- EXERCISE BRIEF: Print the records below word for word, but leave out the pictures.

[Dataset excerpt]
───

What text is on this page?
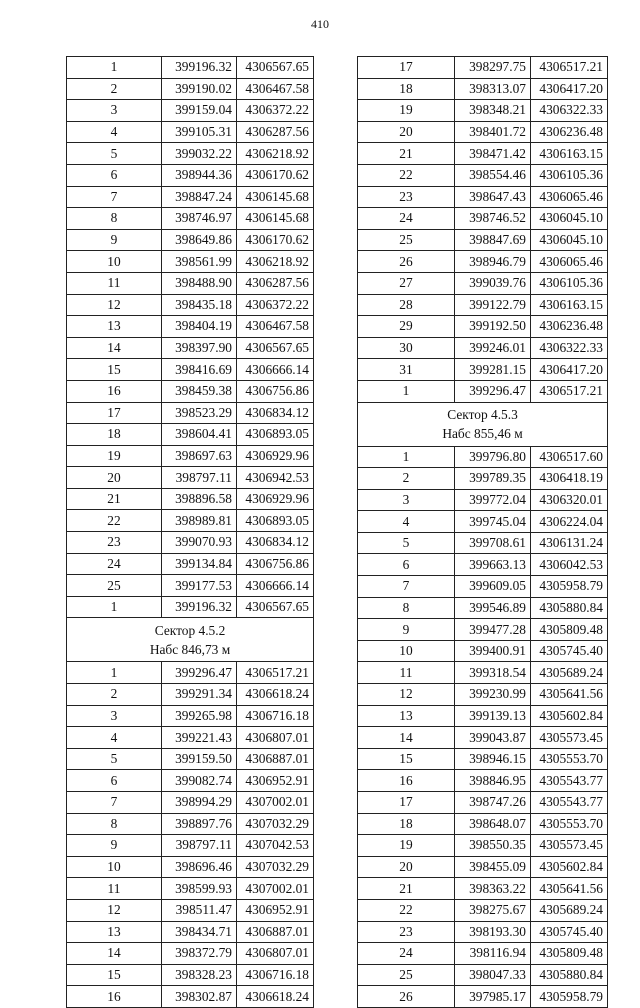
410
1	399196.32	4306567.65
2	399190.02	4306467.58
3	399159.04	4306372.22
4	399105.31	4306287.56
5	399032.22	4306218.92
6	398944.36	4306170.62
7	398847.24	4306145.68
8	398746.97	4306145.68
9	398649.86	4306170.62
10	398561.99	4306218.92
11	398488.90	4306287.56
12	398435.18	4306372.22
13	398404.19	4306467.58
14	398397.90	4306567.65
15	398416.69	4306666.14
16	398459.38	4306756.86
17	398523.29	4306834.12
18	398604.41	4306893.05
19	398697.63	4306929.96
20	398797.11	4306942.53
21	398896.58	4306929.96
22	398989.81	4306893.05
23	399070.93	4306834.12
24	399134.84	4306756.86
25	399177.53	4306666.14
1	399196.32	4306567.65

Сектор 4.5.2
Набс 846,73 м		

1	399296.47	4306517.21
2	399291.34	4306618.24
3	399265.98	4306716.18
4	399221.43	4306807.01
5	399159.50	4306887.01
6	399082.74	4306952.91
7	398994.29	4307002.01
8	398897.76	4307032.29
9	398797.11	4307042.53
10	398696.46	4307032.29
11	398599.93	4307002.01
12	398511.47	4306952.91
13	398434.71	4306887.01
14	398372.79	4306807.01
15	398328.23	4306716.18
16	398302.87	4306618.24
17	398297.75	4306517.21
18	398313.07	4306417.20
19	398348.21	4306322.33
20	398401.72	4306236.48
21	398471.42	4306163.15
22	398554.46	4306105.36
23	398647.43	4306065.46
24	398746.52	4306045.10
25	398847.69	4306045.10
26	398946.79	4306065.46
27	399039.76	4306105.36
28	399122.79	4306163.15
29	399192.50	4306236.48
30	399246.01	4306322.33
31	399281.15	4306417.20
1	399296.47	4306517.21

Сектор 4.5.3
Набс 855,46 м		

1	399796.80	4306517.60
2	399789.35	4306418.19
3	399772.04	4306320.01
4	399745.04	4306224.04
5	399708.61	4306131.24
6	399663.13	4306042.53
7	399609.05	4305958.79
8	399546.89	4305880.84
9	399477.28	4305809.48
10	399400.91	4305745.40
11	399318.54	4305689.24
12	399230.99	4305641.56
13	399139.13	4305602.84
14	399043.87	4305573.45
15	398946.15	4305553.70
16	398846.95	4305543.77
17	398747.26	4305543.77
18	398648.07	4305553.70
19	398550.35	4305573.45
20	398455.09	4305602.84
21	398363.22	4305641.56
22	398275.67	4305689.24
23	398193.30	4305745.40
24	398116.94	4305809.48
25	398047.33	4305880.84
26	397985.17	4305958.79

───

- COMPLETE ANSWER:
What text is on this page?
410
1	399196.32	4306567.65
2	399190.02	4306467.58
3	399159.04	4306372.22
4	399105.31	4306287.56
5	399032.22	4306218.92
6	398944.36	4306170.62
7	398847.24	4306145.68
8	398746.97	4306145.68
9	398649.86	4306170.62
10	398561.99	4306218.92
11	398488.90	4306287.56
12	398435.18	4306372.22
13	398404.19	4306467.58
14	398397.90	4306567.65
15	398416.69	4306666.14
16	398459.38	4306756.86
17	398523.29	4306834.12
18	398604.41	4306893.05
19	398697.63	4306929.96
20	398797.11	4306942.53
21	398896.58	4306929.96
22	398989.81	4306893.05
23	399070.93	4306834.12
24	399134.84	4306756.86
25	399177.53	4306666.14
1	399196.32	4306567.65

Сектор 4.5.2
Набс 846,73 м		

1	399296.47	4306517.21
2	399291.34	4306618.24
3	399265.98	4306716.18
4	399221.43	4306807.01
5	399159.50	4306887.01
6	399082.74	4306952.91
7	398994.29	4307002.01
8	398897.76	4307032.29
9	398797.11	4307042.53
10	398696.46	4307032.29
11	398599.93	4307002.01
12	398511.47	4306952.91
13	398434.71	4306887.01
14	398372.79	4306807.01
15	398328.23	4306716.18
16	398302.87	4306618.24
17	398297.75	4306517.21
18	398313.07	4306417.20
19	398348.21	4306322.33
20	398401.72	4306236.48
21	398471.42	4306163.15
22	398554.46	4306105.36
23	398647.43	4306065.46
24	398746.52	4306045.10
25	398847.69	4306045.10
26	398946.79	4306065.46
27	399039.76	4306105.36
28	399122.79	4306163.15
29	399192.50	4306236.48
30	399246.01	4306322.33
31	399281.15	4306417.20
1	399296.47	4306517.21

Сектор 4.5.3
Набс 855,46 м		

1	399796.80	4306517.60
2	399789.35	4306418.19
3	399772.04	4306320.01
4	399745.04	4306224.04
5	399708.61	4306131.24
6	399663.13	4306042.53
7	399609.05	4305958.79
8	399546.89	4305880.84
9	399477.28	4305809.48
10	399400.91	4305745.40
11	399318.54	4305689.24
12	399230.99	4305641.56
13	399139.13	4305602.84
14	399043.87	4305573.45
15	398946.15	4305553.70
16	398846.95	4305543.77
17	398747.26	4305543.77
18	398648.07	4305553.70
19	398550.35	4305573.45
20	398455.09	4305602.84
21	398363.22	4305641.56
22	398275.67	4305689.24
23	398193.30	4305745.40
24	398116.94	4305809.48
25	398047.33	4305880.84
26	397985.17	4305958.79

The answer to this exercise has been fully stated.